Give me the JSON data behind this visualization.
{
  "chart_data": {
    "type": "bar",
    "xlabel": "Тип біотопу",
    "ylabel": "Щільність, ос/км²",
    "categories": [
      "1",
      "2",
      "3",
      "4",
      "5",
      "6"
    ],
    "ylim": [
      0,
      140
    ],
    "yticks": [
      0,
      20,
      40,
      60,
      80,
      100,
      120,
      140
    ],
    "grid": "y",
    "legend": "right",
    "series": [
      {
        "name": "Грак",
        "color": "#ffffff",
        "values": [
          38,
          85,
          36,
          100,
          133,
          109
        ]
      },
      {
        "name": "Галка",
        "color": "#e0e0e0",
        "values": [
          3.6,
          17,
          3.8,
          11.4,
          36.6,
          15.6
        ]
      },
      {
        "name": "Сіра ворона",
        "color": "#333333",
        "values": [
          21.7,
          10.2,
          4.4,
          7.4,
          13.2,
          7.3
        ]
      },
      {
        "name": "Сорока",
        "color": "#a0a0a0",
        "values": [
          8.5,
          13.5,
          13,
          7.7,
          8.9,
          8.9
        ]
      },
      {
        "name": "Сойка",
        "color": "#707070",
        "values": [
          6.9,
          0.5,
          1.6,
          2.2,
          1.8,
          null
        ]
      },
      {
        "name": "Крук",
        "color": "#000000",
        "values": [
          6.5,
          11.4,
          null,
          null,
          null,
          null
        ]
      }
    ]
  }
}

Aim: Give every line of the material that includes the string "name".

Exercise solution:
        "name": "Грак",
        "name": "Галка",
        "name": "Сіра ворона",
        "name": "Сорока",
        "name": "Сойка",
        "name": "Крук",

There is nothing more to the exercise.